— Start Exercise material —

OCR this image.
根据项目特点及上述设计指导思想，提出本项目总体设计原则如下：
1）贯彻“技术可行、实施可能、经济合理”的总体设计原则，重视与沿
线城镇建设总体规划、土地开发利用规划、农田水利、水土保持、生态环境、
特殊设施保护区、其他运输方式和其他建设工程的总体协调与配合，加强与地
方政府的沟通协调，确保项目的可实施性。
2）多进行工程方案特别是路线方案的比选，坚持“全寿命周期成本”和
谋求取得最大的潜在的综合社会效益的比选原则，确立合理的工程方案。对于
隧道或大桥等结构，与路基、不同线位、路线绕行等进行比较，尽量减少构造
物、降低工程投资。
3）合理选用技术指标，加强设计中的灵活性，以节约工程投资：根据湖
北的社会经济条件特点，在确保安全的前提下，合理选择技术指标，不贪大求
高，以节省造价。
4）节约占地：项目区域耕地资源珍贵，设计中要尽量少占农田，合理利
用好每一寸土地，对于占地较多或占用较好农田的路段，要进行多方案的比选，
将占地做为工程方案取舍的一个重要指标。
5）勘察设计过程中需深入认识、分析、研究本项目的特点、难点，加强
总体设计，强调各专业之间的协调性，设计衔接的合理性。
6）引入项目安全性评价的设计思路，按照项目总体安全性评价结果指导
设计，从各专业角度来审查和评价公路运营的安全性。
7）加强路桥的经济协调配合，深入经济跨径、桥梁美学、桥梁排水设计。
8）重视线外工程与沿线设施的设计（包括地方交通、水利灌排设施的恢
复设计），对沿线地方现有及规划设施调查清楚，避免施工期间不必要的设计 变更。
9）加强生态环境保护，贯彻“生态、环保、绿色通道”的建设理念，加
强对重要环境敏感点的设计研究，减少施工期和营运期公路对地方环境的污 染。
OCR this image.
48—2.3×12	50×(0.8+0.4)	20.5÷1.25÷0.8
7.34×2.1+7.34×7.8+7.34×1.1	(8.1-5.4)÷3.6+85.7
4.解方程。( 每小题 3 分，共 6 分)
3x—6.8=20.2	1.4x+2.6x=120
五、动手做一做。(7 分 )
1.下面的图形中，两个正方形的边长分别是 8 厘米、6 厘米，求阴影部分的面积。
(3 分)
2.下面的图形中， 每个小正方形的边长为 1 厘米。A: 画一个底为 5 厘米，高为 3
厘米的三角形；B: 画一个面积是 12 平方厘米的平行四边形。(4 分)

— End Exercise material —

What to work on. Write down every line of the data exactly as it appears above.

Exercise response.
OCR this image.
根据项目特点及上述设计指导思想，提出本项目总体设计原则如下：
1）贯彻“技术可行、实施可能、经济合理”的总体设计原则，重视与沿
线城镇建设总体规划、土地开发利用规划、农田水利、水土保持、生态环境、
特殊设施保护区、其他运输方式和其他建设工程的总体协调与配合，加强与地
方政府的沟通协调，确保项目的可实施性。
2）多进行工程方案特别是路线方案的比选，坚持“全寿命周期成本”和
谋求取得最大的潜在的综合社会效益的比选原则，确立合理的工程方案。对于
隧道或大桥等结构，与路基、不同线位、路线绕行等进行比较，尽量减少构造
物、降低工程投资。
3）合理选用技术指标，加强设计中的灵活性，以节约工程投资：根据湖
北的社会经济条件特点，在确保安全的前提下，合理选择技术指标，不贪大求
高，以节省造价。
4）节约占地：项目区域耕地资源珍贵，设计中要尽量少占农田，合理利
用好每一寸土地，对于占地较多或占用较好农田的路段，要进行多方案的比选，
将占地做为工程方案取舍的一个重要指标。
5）勘察设计过程中需深入认识、分析、研究本项目的特点、难点，加强
总体设计，强调各专业之间的协调性，设计衔接的合理性。
6）引入项目安全性评价的设计思路，按照项目总体安全性评价结果指导
设计，从各专业角度来审查和评价公路运营的安全性。
7）加强路桥的经济协调配合，深入经济跨径、桥梁美学、桥梁排水设计。
8）重视线外工程与沿线设施的设计（包括地方交通、水利灌排设施的恢
复设计），对沿线地方现有及规划设施调查清楚，避免施工期间不必要的设计 变更。
9）加强生态环境保护，贯彻“生态、环保、绿色通道”的建设理念，加
强对重要环境敏感点的设计研究，减少施工期和营运期公路对地方环境的污 染。
OCR this image.
48—2.3×12	50×(0.8+0.4)	20.5÷1.25÷0.8
7.34×2.1+7.34×7.8+7.34×1.1	(8.1-5.4)÷3.6+85.7
4.解方程。( 每小题 3 分，共 6 分)
3x—6.8=20.2	1.4x+2.6x=120
五、动手做一做。(7 分 )
1.下面的图形中，两个正方形的边长分别是 8 厘米、6 厘米，求阴影部分的面积。
(3 分)
2.下面的图形中， 每个小正方形的边长为 1 厘米。A: 画一个底为 5 厘米，高为 3
厘米的三角形；B: 画一个面积是 12 平方厘米的平行四边形。(4 分)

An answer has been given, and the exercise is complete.